Filter for the word "background" and keep each matching line.

--- Information given ---

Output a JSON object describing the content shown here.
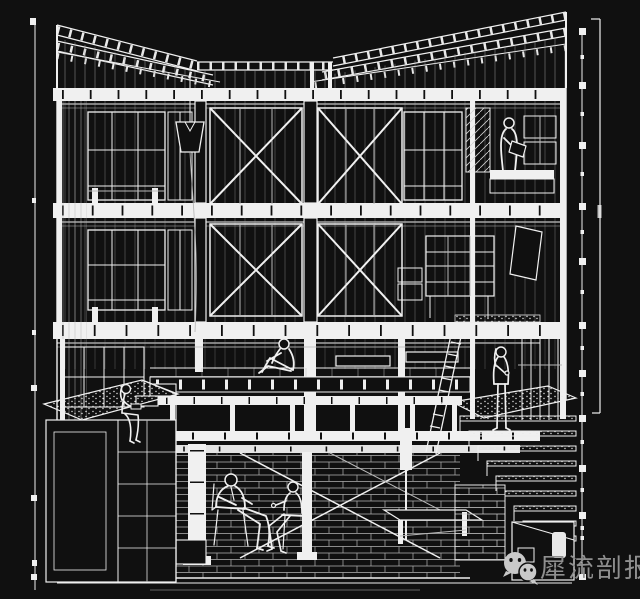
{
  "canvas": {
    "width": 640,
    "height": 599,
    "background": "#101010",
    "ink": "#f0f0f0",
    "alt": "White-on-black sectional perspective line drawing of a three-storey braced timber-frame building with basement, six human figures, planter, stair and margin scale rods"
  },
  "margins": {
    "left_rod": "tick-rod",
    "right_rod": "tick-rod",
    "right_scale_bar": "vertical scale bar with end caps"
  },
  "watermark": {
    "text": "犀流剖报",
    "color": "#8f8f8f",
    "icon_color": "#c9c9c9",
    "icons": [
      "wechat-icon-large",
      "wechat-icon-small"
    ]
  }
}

---
--- Information given ---

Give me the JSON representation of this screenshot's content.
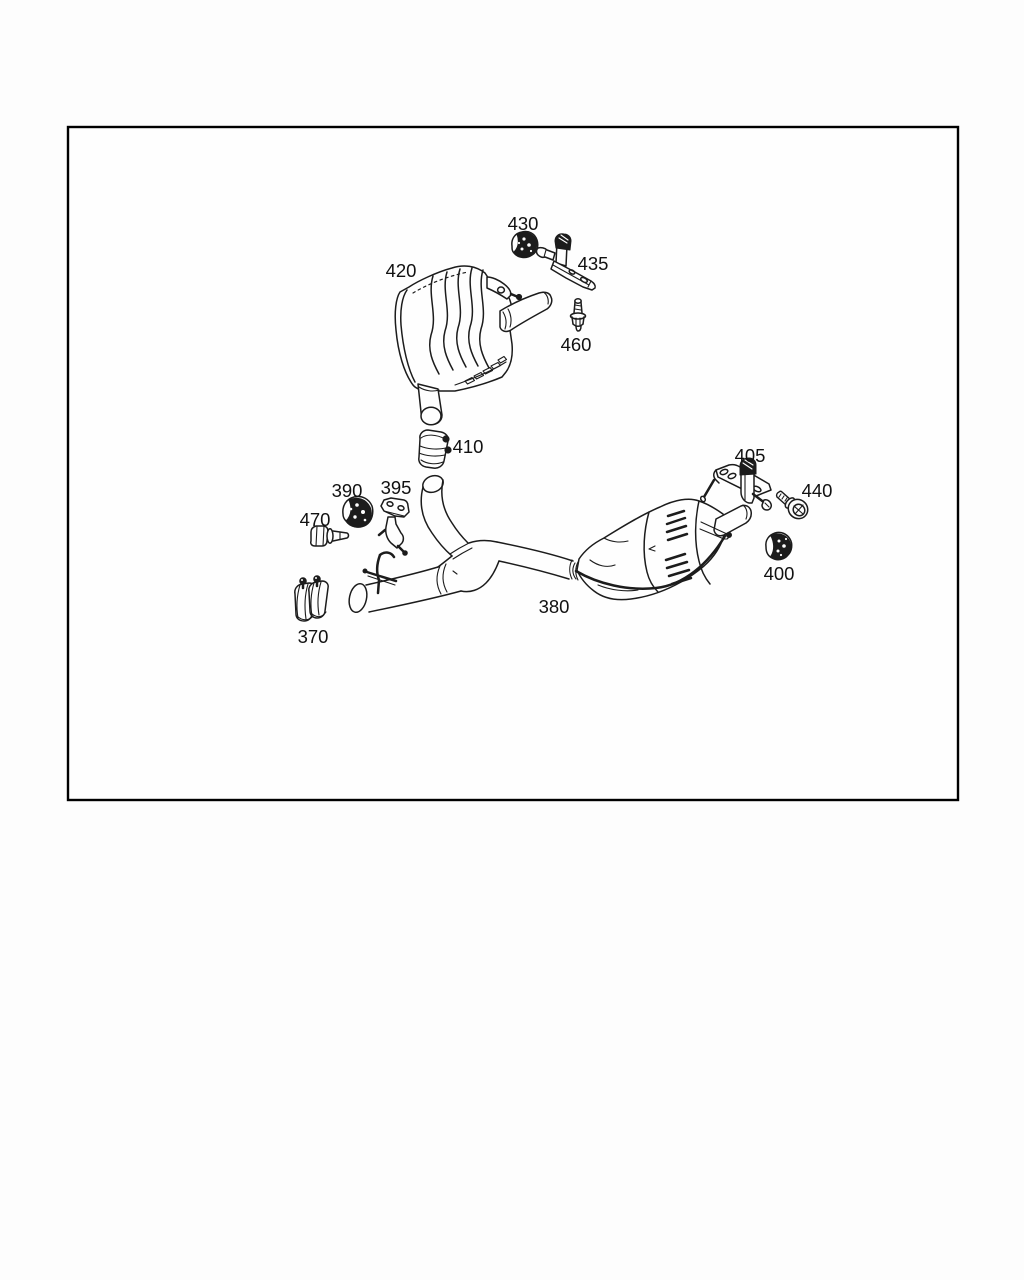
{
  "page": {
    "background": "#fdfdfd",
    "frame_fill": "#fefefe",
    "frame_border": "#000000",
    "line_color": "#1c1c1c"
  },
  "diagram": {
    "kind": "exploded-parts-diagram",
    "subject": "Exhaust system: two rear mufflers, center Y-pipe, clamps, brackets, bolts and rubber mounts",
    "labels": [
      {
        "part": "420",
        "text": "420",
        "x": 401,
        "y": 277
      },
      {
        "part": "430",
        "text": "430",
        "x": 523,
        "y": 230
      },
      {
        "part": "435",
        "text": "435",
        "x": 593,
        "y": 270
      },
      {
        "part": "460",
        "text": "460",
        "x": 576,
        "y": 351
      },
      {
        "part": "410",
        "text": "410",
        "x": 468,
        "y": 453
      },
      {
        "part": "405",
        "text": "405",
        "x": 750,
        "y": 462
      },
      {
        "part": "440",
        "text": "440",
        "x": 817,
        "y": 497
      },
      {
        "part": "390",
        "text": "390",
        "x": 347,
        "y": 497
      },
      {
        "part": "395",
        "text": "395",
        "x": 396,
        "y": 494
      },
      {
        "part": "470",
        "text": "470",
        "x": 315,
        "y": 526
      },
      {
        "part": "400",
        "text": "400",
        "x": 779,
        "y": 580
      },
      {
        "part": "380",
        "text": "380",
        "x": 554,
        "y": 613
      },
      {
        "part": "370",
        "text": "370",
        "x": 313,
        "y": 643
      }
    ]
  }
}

---

__Solution for this exercise__.
    "background": "#101010",
    "background": "#fdfdfd",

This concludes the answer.